*** Opening of Materials provided ***
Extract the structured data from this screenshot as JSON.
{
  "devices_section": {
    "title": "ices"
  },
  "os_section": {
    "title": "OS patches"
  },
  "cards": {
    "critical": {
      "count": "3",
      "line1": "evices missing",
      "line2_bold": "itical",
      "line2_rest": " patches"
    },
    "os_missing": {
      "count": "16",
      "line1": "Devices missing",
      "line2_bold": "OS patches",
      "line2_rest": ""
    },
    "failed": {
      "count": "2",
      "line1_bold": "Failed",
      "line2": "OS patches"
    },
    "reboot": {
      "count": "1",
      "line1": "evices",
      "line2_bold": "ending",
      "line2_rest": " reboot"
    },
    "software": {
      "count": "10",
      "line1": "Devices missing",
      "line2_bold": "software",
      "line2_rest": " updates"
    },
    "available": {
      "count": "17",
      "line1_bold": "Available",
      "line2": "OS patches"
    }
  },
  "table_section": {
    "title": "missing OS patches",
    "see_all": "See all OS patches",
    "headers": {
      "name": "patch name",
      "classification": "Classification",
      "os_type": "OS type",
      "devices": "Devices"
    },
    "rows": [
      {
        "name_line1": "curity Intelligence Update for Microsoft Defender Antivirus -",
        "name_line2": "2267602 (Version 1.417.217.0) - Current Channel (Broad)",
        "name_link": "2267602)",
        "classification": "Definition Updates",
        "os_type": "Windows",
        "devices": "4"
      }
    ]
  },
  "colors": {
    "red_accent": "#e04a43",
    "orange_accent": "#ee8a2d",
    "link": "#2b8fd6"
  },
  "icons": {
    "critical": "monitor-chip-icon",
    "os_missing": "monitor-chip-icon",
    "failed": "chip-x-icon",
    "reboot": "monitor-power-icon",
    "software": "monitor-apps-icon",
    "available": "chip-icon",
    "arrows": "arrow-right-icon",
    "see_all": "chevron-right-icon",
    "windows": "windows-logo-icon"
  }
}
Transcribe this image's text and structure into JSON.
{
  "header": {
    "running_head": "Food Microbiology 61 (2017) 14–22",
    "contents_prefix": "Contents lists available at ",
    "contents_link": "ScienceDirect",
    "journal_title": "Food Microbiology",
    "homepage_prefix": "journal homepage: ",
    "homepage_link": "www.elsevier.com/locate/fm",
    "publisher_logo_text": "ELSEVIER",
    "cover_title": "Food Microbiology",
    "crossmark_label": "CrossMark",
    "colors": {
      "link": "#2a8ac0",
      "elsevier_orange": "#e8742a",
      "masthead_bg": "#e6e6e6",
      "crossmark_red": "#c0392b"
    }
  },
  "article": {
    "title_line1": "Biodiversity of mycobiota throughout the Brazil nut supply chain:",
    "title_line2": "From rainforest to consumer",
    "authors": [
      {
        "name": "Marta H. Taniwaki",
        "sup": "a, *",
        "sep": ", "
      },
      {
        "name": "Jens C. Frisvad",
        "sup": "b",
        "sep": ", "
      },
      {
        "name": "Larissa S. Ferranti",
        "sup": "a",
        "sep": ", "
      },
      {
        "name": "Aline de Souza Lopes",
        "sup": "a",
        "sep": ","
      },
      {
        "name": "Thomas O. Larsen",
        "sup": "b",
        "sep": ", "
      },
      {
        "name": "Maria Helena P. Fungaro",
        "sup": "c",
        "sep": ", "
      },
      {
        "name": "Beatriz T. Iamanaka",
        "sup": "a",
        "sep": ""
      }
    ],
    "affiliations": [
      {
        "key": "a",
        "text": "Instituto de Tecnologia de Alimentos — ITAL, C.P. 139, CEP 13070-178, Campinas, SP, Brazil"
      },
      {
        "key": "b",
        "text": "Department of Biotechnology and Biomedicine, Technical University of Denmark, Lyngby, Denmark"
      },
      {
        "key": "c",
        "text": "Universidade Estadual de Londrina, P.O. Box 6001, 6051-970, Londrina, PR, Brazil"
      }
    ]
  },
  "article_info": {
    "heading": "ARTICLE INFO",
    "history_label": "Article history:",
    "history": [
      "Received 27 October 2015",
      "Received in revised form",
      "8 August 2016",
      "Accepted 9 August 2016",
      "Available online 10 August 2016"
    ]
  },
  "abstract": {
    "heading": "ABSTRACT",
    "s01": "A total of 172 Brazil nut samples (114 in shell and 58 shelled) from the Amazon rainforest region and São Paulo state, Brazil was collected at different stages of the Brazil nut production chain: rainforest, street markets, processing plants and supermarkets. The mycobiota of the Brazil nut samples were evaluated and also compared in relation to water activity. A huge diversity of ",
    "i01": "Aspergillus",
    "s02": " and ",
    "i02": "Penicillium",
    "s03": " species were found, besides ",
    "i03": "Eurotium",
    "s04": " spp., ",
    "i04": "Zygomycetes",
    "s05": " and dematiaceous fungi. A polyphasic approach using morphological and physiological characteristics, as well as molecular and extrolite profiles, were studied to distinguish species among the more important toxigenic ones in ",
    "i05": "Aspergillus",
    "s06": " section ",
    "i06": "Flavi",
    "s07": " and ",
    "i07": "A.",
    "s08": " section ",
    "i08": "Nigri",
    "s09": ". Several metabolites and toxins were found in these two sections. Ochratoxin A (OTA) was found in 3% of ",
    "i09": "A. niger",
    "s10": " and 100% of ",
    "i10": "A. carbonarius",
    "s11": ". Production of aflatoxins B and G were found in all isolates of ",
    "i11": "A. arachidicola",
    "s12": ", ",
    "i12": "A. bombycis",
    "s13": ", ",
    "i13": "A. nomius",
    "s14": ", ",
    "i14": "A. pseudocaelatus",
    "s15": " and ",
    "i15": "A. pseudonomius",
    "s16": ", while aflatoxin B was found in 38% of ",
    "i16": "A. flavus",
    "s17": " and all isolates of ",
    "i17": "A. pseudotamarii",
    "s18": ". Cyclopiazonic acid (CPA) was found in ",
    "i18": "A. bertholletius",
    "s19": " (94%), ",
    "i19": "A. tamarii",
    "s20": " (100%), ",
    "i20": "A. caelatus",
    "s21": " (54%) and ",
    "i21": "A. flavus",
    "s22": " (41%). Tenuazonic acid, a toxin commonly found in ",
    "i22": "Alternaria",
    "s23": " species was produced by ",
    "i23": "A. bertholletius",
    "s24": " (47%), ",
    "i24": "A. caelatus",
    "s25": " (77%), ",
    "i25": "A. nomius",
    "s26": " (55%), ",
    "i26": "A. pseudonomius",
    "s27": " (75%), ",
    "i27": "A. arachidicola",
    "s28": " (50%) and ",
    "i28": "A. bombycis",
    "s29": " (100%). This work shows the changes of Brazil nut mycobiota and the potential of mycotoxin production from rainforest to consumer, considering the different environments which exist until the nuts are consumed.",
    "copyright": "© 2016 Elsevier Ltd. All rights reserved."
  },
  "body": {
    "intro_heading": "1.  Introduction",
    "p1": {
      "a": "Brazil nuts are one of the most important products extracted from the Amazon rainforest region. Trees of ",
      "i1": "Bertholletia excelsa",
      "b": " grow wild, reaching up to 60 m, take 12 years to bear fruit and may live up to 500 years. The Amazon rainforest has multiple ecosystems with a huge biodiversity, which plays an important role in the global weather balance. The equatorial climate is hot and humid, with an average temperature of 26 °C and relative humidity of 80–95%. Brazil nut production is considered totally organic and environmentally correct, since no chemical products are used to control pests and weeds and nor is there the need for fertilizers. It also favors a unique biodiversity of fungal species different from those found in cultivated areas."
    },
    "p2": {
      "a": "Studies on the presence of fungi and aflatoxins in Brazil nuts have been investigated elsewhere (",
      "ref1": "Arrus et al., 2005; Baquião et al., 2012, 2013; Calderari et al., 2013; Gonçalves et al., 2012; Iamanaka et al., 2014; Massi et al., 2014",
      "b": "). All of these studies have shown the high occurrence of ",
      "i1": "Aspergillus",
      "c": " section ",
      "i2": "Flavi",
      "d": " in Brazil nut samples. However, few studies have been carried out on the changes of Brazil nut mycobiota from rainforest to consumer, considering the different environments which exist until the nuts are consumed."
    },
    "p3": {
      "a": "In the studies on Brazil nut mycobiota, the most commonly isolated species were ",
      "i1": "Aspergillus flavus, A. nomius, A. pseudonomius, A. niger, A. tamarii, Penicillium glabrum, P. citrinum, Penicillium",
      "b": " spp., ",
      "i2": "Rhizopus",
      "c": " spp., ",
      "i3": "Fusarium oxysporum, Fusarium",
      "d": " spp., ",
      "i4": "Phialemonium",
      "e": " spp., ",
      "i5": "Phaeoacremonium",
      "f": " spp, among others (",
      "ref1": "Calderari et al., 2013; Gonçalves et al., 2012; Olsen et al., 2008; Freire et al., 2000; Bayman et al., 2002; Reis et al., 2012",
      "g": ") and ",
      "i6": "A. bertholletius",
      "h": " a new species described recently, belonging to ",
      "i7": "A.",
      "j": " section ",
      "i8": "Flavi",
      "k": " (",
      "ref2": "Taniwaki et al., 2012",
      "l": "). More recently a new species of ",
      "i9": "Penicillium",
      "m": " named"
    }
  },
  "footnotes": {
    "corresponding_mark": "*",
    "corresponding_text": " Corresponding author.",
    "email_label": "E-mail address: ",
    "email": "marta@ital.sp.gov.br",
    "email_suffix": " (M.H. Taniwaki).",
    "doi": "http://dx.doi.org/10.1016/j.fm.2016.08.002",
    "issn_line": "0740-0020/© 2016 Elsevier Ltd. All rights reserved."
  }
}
*** Close of Materials provided ***
- _Exercise brief_
Scan the entries above for the word "pseudonomius". Report the lines that hold it.

- _Your response_
    "i15": "A. pseudonomius",
    "i26": "A. pseudonomius",
      "i1": "Aspergillus flavus, A. nomius, A. pseudonomius, A. niger, A. tamarii, Penicillium glabrum, P. citrinum, Penicillium",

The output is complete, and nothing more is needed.